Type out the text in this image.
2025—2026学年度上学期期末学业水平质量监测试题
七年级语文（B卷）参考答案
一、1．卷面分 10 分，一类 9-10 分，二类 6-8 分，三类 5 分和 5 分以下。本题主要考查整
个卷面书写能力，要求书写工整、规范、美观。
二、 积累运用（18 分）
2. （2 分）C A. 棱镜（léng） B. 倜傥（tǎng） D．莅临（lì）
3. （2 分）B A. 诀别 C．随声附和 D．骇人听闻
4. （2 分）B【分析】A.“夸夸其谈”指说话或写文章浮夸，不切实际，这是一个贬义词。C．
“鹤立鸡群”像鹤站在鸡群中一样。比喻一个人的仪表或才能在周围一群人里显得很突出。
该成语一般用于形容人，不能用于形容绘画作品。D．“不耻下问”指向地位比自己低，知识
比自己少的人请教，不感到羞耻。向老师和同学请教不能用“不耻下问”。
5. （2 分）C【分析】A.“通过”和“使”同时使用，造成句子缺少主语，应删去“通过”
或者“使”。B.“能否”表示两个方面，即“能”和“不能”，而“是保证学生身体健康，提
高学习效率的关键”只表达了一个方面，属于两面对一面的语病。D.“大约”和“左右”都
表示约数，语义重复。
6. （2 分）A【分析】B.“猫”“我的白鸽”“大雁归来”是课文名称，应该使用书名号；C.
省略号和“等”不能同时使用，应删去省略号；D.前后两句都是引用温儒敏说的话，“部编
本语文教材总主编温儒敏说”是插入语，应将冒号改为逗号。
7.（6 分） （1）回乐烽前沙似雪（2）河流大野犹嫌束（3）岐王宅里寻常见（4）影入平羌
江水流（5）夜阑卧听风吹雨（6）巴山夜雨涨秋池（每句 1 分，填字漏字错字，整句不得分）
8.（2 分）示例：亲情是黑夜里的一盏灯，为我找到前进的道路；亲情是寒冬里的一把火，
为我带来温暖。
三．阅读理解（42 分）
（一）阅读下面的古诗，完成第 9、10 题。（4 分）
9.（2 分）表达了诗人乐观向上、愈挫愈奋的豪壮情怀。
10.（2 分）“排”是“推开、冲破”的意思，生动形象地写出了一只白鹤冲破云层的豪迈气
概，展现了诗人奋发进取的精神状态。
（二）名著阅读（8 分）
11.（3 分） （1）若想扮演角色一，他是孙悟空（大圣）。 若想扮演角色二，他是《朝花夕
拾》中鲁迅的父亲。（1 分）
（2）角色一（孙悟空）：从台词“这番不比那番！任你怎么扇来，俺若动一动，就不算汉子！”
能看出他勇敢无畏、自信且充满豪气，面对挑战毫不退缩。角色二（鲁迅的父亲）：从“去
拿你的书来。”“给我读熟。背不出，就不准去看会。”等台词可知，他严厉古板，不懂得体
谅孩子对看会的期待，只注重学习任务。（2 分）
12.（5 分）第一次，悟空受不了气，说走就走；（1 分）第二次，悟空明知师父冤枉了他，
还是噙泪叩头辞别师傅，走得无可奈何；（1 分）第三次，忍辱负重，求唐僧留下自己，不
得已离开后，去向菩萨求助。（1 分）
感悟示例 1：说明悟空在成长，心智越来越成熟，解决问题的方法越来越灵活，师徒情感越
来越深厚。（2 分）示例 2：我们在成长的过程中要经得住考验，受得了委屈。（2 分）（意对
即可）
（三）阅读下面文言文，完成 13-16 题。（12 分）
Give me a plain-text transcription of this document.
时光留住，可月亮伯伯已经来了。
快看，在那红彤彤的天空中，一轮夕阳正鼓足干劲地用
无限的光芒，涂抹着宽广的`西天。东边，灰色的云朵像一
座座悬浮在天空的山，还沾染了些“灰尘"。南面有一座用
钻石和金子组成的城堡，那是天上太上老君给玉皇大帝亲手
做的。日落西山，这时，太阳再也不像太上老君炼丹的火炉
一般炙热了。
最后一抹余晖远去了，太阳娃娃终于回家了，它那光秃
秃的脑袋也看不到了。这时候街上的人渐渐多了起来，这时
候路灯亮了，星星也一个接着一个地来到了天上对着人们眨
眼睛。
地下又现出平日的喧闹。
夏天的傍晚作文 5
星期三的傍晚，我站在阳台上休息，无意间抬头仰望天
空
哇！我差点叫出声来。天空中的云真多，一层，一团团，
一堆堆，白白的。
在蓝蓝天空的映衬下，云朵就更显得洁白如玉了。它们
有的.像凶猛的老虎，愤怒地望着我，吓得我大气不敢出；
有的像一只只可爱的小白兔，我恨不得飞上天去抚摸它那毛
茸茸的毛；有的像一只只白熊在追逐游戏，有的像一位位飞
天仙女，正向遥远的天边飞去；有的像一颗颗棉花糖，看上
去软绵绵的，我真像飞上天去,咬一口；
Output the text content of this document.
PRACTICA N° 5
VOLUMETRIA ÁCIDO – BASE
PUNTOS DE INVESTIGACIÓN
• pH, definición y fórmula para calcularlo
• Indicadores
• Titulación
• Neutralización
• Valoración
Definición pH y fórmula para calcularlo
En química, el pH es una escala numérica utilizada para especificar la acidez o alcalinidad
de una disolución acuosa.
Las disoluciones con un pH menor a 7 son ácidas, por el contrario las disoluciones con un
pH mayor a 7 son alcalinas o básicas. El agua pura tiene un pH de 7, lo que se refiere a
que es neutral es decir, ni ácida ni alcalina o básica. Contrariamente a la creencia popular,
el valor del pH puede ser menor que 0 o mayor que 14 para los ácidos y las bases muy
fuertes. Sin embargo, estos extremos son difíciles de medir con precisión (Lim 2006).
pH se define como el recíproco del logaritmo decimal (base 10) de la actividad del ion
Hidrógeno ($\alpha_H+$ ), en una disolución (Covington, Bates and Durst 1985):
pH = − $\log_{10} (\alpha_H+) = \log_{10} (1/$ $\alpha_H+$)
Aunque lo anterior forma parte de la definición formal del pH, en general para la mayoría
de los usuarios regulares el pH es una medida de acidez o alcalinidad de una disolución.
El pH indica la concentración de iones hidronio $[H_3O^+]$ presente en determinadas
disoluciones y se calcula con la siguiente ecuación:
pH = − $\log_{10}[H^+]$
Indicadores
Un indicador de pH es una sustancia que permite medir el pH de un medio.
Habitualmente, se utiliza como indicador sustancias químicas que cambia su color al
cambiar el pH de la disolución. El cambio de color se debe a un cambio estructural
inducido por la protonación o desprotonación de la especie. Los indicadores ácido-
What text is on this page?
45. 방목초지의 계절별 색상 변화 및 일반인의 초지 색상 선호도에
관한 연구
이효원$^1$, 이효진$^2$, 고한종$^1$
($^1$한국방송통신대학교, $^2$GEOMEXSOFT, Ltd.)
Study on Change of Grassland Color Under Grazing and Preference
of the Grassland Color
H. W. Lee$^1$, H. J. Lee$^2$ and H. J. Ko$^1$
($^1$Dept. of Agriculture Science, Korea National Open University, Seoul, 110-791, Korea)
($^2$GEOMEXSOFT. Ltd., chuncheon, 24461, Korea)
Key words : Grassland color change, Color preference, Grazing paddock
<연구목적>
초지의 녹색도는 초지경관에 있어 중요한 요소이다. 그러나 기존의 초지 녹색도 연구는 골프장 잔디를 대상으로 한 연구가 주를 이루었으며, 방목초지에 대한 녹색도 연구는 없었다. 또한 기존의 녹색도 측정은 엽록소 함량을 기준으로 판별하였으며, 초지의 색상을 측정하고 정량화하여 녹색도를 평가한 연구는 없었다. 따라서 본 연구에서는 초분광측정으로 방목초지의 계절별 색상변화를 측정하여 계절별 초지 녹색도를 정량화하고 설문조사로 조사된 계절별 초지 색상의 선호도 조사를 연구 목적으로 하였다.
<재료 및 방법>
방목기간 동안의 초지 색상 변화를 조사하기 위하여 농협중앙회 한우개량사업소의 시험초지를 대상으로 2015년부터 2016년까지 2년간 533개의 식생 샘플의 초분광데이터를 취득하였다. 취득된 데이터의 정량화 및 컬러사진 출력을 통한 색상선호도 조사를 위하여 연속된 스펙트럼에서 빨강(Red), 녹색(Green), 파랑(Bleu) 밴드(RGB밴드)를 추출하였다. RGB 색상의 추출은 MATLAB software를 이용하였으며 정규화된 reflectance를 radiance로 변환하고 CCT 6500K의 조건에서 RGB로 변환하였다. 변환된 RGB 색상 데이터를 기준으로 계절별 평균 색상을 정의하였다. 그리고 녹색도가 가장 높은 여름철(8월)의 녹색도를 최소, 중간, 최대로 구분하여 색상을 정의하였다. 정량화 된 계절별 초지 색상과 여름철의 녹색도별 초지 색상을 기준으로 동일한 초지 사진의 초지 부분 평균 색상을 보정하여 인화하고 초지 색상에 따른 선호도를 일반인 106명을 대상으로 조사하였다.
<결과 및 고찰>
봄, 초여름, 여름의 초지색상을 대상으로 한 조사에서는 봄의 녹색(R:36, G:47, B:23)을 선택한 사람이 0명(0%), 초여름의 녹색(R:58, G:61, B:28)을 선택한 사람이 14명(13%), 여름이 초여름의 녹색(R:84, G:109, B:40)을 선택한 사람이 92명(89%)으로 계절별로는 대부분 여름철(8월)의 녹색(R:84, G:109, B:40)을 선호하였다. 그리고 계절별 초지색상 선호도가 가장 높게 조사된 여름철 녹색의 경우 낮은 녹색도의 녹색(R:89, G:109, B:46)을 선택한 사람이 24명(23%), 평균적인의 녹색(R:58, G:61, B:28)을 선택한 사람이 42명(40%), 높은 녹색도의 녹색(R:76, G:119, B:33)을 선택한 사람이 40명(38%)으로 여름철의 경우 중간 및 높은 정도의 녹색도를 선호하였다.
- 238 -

* _INSTRUCTIONS TO FOLLOW_
Copy out each line of the records that holds the string "como".

* _ANSWER TO THIS PROBLEM_
pH se define como el recíproco del logaritmo decimal (base 10) de la actividad del ion
Habitualmente, se utiliza como indicador sustancias químicas que cambia su color al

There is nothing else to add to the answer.